> [Task goal] For each line of the data below that holds "form", copy the line.

> [Data provided]

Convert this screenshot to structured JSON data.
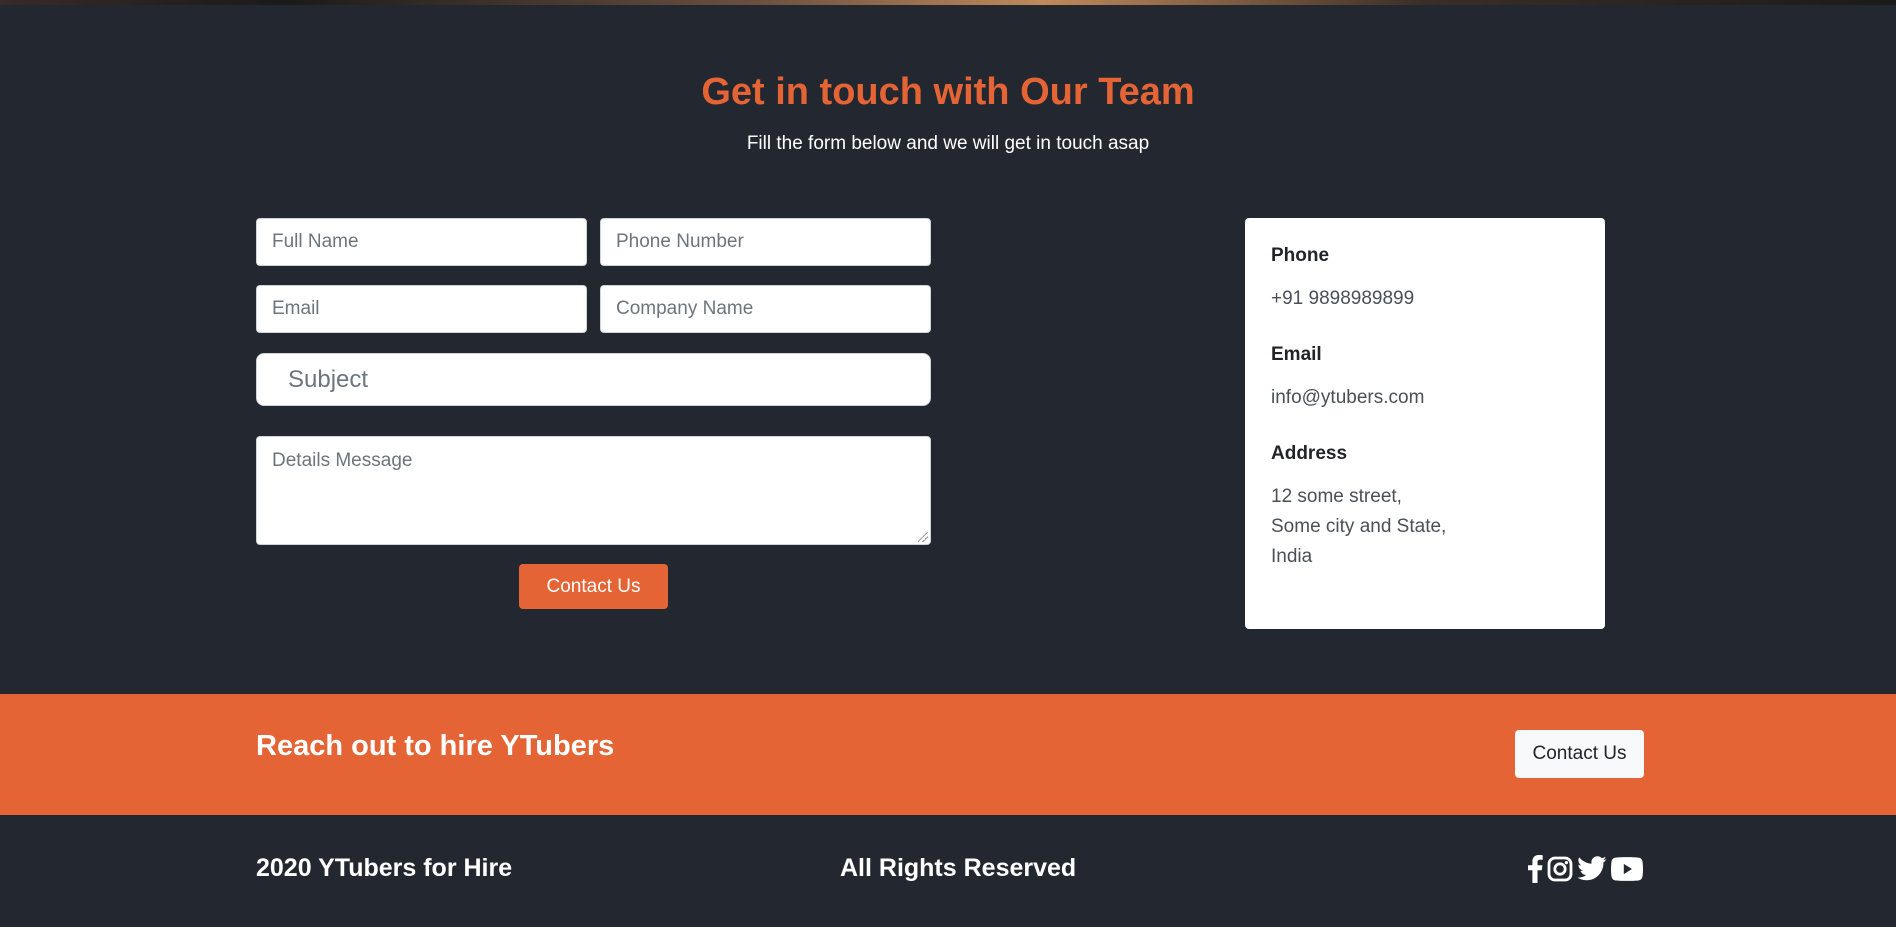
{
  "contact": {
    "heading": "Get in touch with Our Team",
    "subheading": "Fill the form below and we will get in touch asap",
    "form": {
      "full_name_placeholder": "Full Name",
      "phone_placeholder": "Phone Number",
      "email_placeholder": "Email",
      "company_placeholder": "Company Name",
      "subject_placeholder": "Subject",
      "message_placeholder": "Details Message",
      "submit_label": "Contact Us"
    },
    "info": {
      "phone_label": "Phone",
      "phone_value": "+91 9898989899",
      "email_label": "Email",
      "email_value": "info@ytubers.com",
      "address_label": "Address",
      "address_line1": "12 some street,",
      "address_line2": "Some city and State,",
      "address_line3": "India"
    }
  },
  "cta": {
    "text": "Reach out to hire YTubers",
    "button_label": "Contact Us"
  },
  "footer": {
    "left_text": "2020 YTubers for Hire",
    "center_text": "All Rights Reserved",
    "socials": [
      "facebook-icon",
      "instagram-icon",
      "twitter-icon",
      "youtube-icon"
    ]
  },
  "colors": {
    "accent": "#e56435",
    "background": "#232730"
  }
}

> [Task output]
    "subheading": "Fill the form below and we will get in touch asap",
    "form": {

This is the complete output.